* WORK TO BE COMPLETED *
Reproduce every line of the records below word for word, leaving out the pictures.

* RECORDS FOR THIS EXERCISE *
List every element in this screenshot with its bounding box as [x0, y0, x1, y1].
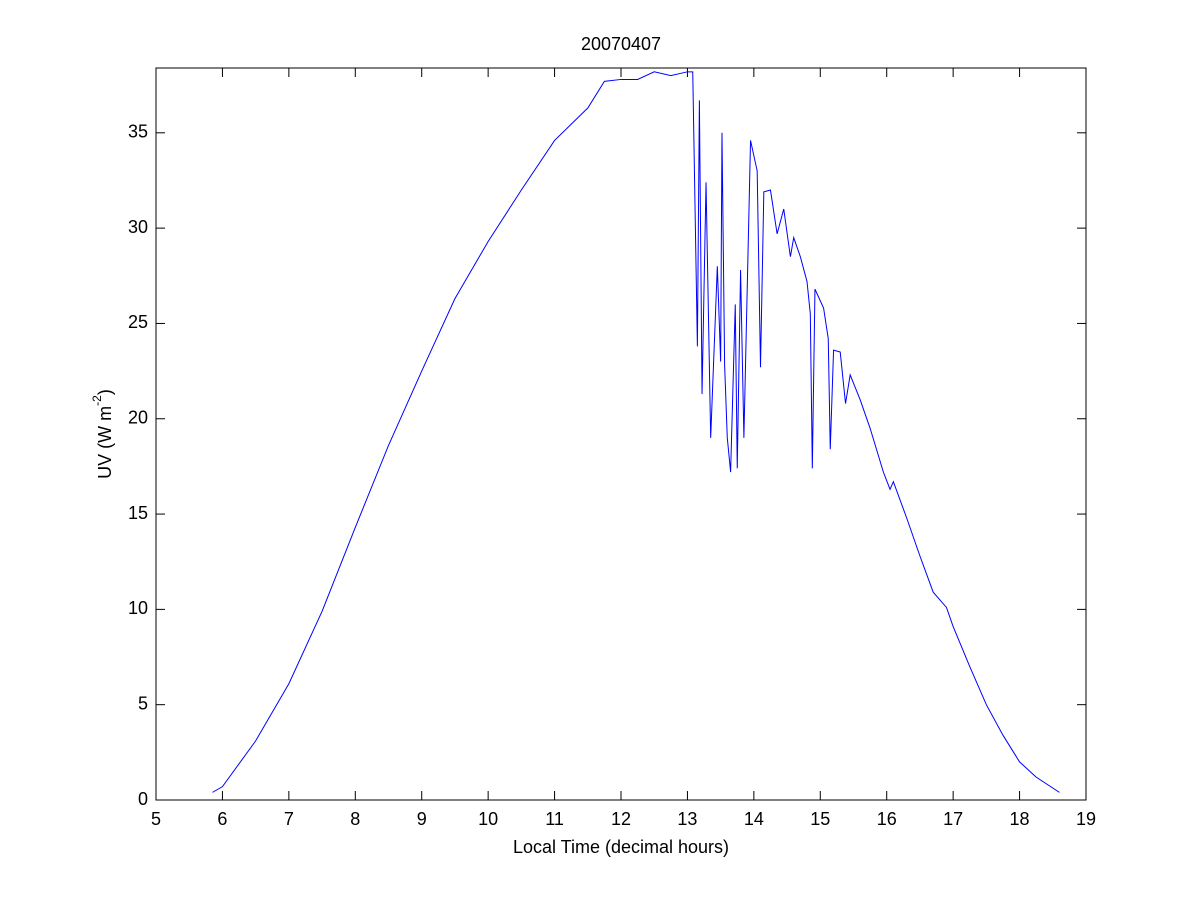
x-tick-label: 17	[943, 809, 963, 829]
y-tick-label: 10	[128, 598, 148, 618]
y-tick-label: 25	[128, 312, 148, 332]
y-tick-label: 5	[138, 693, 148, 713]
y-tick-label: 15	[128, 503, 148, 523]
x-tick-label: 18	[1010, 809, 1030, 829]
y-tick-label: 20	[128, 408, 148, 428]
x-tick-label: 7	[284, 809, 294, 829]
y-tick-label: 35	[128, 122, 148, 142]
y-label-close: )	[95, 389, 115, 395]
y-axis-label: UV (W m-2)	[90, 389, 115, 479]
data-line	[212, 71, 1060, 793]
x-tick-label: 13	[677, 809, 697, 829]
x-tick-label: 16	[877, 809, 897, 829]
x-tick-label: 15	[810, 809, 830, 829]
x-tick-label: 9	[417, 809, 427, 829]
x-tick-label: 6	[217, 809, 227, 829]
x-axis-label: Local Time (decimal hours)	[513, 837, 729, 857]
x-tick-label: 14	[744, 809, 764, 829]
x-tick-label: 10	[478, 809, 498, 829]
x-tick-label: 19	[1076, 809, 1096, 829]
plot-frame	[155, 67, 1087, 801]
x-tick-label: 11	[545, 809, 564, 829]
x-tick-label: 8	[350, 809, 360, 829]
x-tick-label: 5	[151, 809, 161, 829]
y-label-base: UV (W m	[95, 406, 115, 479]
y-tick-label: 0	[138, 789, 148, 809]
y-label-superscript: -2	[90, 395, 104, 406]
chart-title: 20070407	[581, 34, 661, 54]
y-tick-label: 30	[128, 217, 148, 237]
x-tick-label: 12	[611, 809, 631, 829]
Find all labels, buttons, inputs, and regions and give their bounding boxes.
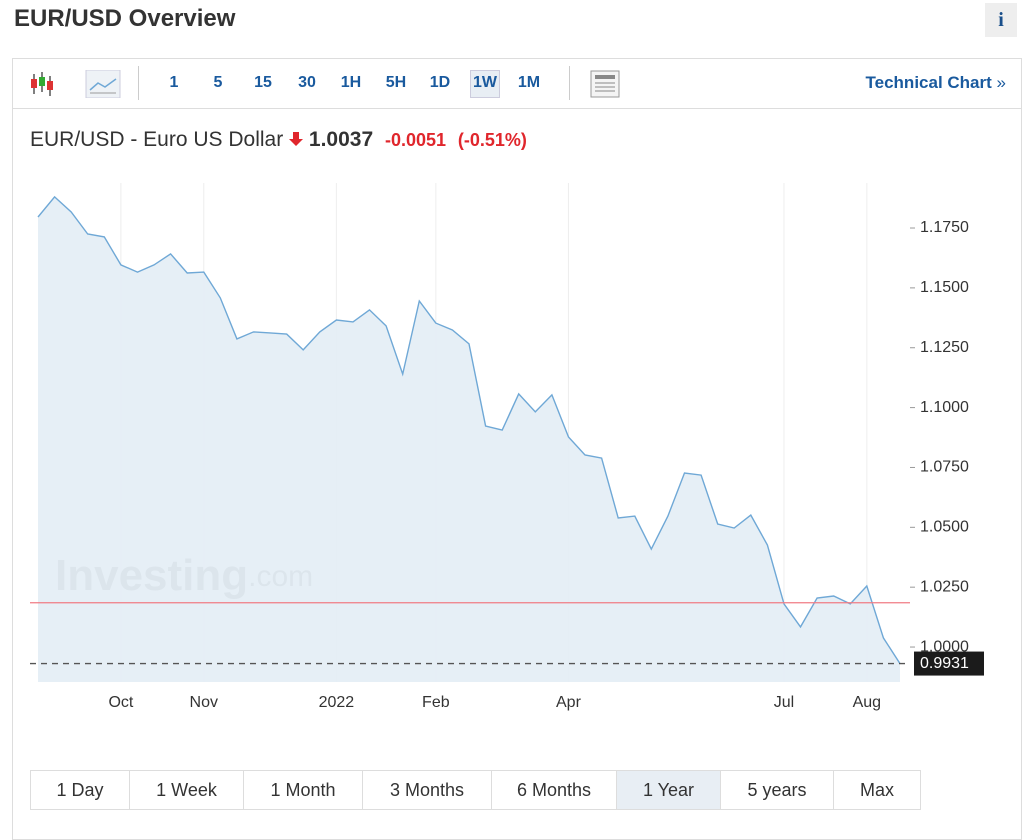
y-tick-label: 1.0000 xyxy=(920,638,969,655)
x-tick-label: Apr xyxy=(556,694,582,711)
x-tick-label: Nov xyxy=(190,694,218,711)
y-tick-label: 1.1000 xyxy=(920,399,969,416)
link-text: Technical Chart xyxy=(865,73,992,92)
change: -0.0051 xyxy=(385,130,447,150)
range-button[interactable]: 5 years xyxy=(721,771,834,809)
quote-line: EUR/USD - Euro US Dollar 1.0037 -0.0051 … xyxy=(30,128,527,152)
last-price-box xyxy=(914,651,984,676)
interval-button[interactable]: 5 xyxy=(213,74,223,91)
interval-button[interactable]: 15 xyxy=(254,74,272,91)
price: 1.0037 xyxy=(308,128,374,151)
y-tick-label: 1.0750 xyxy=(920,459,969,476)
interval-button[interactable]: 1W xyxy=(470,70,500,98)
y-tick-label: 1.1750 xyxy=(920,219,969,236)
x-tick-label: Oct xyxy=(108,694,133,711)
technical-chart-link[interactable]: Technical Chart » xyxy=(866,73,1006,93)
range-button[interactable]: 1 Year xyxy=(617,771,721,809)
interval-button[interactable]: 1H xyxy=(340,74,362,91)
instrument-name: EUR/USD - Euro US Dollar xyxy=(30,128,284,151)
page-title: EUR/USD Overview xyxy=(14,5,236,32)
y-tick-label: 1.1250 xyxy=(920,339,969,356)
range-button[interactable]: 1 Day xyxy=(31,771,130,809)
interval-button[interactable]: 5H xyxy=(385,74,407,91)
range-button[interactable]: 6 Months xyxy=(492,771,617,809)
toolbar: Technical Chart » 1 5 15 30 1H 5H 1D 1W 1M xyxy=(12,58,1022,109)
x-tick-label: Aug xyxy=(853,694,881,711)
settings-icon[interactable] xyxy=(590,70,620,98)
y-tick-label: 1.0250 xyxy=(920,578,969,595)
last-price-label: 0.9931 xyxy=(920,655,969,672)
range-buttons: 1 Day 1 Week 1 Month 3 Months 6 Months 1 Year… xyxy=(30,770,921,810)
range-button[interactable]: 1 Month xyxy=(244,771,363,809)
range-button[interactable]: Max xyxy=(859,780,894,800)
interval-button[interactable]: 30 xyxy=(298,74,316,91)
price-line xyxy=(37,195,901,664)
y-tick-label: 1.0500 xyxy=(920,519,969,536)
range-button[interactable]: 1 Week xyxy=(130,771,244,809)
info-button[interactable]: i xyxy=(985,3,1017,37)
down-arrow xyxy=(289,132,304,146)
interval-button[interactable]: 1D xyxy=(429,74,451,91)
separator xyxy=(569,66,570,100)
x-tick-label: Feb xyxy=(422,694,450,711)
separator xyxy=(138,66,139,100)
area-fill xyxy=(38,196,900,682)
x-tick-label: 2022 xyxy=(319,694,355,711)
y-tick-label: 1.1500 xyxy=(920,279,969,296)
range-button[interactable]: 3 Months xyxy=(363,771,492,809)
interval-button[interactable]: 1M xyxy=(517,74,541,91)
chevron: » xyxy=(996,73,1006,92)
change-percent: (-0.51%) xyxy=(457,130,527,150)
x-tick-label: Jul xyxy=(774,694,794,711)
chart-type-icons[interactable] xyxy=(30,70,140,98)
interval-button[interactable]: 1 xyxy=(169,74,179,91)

* TASK ANSWER *
List every element in this screenshot with its bounding box as [x0, y0, x1, y1].
x-tick-label: 17	[943, 809, 963, 829]
y-tick-label: 10	[128, 598, 148, 618]
y-tick-label: 25	[128, 312, 148, 332]
y-tick-label: 5	[138, 693, 148, 713]
y-tick-label: 15	[128, 503, 148, 523]
x-tick-label: 18	[1010, 809, 1030, 829]
y-tick-label: 20	[128, 408, 148, 428]
x-tick-label: 7	[284, 809, 294, 829]
y-tick-label: 35	[128, 122, 148, 142]
y-label-close: )	[95, 389, 115, 395]
y-axis-label: UV (W m-2)	[90, 389, 115, 479]
data-line	[212, 71, 1060, 793]
x-tick-label: 13	[677, 809, 697, 829]
x-tick-label: 16	[877, 809, 897, 829]
x-tick-label: 15	[810, 809, 830, 829]
x-tick-label: 9	[417, 809, 427, 829]
x-tick-label: 6	[217, 809, 227, 829]
x-axis-label: Local Time (decimal hours)	[513, 837, 729, 857]
x-tick-label: 14	[744, 809, 764, 829]
x-tick-label: 10	[478, 809, 498, 829]
x-tick-label: 19	[1076, 809, 1096, 829]
plot-frame	[155, 67, 1087, 801]
x-tick-label: 11	[545, 809, 564, 829]
x-tick-label: 8	[350, 809, 360, 829]
x-tick-label: 5	[151, 809, 161, 829]
y-label-base: UV (W m	[95, 406, 115, 479]
y-tick-label: 0	[138, 789, 148, 809]
y-label-superscript: -2	[90, 395, 104, 406]
chart-title: 20070407	[581, 34, 661, 54]
y-tick-label: 30	[128, 217, 148, 237]
x-tick-label: 12	[611, 809, 631, 829]
Find all labels, buttons, inputs, and regions and give their bounding boxes.
y-tick-label: 1.0000 xyxy=(920,638,969,655)
x-tick-label: Apr xyxy=(556,694,582,711)
x-tick-label: Nov xyxy=(190,694,218,711)
y-tick-label: 1.1000 xyxy=(920,399,969,416)
link-text: Technical Chart xyxy=(865,73,992,92)
change: -0.0051 xyxy=(385,130,447,150)
range-button[interactable]: 5 years xyxy=(721,771,834,809)
quote-line: EUR/USD - Euro US Dollar 1.0037 -0.0051 … xyxy=(30,128,527,152)
last-price-box xyxy=(914,651,984,676)
interval-button[interactable]: 5 xyxy=(213,74,223,91)
interval-button[interactable]: 15 xyxy=(254,74,272,91)
price: 1.0037 xyxy=(308,128,374,151)
y-tick-label: 1.0750 xyxy=(920,459,969,476)
interval-button[interactable]: 1W xyxy=(470,70,500,98)
y-tick-label: 1.1750 xyxy=(920,219,969,236)
x-tick-label: Oct xyxy=(108,694,133,711)
technical-chart-link[interactable]: Technical Chart » xyxy=(866,73,1006,93)
range-button[interactable]: 1 Year xyxy=(617,771,721,809)
interval-button[interactable]: 1H xyxy=(340,74,362,91)
instrument-name: EUR/USD - Euro US Dollar xyxy=(30,128,284,151)
page-title: EUR/USD Overview xyxy=(14,5,236,32)
y-tick-label: 1.1250 xyxy=(920,339,969,356)
range-button[interactable]: 1 Day xyxy=(31,771,130,809)
interval-button[interactable]: 5H xyxy=(385,74,407,91)
range-button[interactable]: 6 Months xyxy=(492,771,617,809)
toolbar: Technical Chart » 1 5 15 30 1H 5H 1D 1W 1M xyxy=(12,58,1022,109)
x-tick-label: Aug xyxy=(853,694,881,711)
settings-icon[interactable] xyxy=(590,70,620,98)
y-tick-label: 1.0250 xyxy=(920,578,969,595)
last-price-label: 0.9931 xyxy=(920,655,969,672)
range-buttons: 1 Day 1 Week 1 Month 3 Months 6 Months 1 Year… xyxy=(30,770,921,810)
range-button[interactable]: 1 Month xyxy=(244,771,363,809)
range-button[interactable]: Max xyxy=(859,780,894,800)
interval-button[interactable]: 30 xyxy=(298,74,316,91)
price-line xyxy=(37,195,901,664)
y-tick-label: 1.0500 xyxy=(920,519,969,536)
range-button[interactable]: 1 Week xyxy=(130,771,244,809)
info-button[interactable]: i xyxy=(985,3,1017,37)
down-arrow xyxy=(289,132,304,146)
interval-button[interactable]: 1D xyxy=(429,74,451,91)
separator xyxy=(569,66,570,100)
x-tick-label: Feb xyxy=(422,694,450,711)
separator xyxy=(138,66,139,100)
area-fill xyxy=(38,196,900,682)
x-tick-label: 2022 xyxy=(319,694,355,711)
y-tick-label: 1.1500 xyxy=(920,279,969,296)
range-button[interactable]: 3 Months xyxy=(363,771,492,809)
interval-button[interactable]: 1M xyxy=(517,74,541,91)
chevron: » xyxy=(996,73,1006,92)
change-percent: (-0.51%) xyxy=(457,130,527,150)
x-tick-label: Jul xyxy=(774,694,794,711)
chart-type-icons[interactable] xyxy=(30,70,140,98)
interval-button[interactable]: 1 xyxy=(169,74,179,91)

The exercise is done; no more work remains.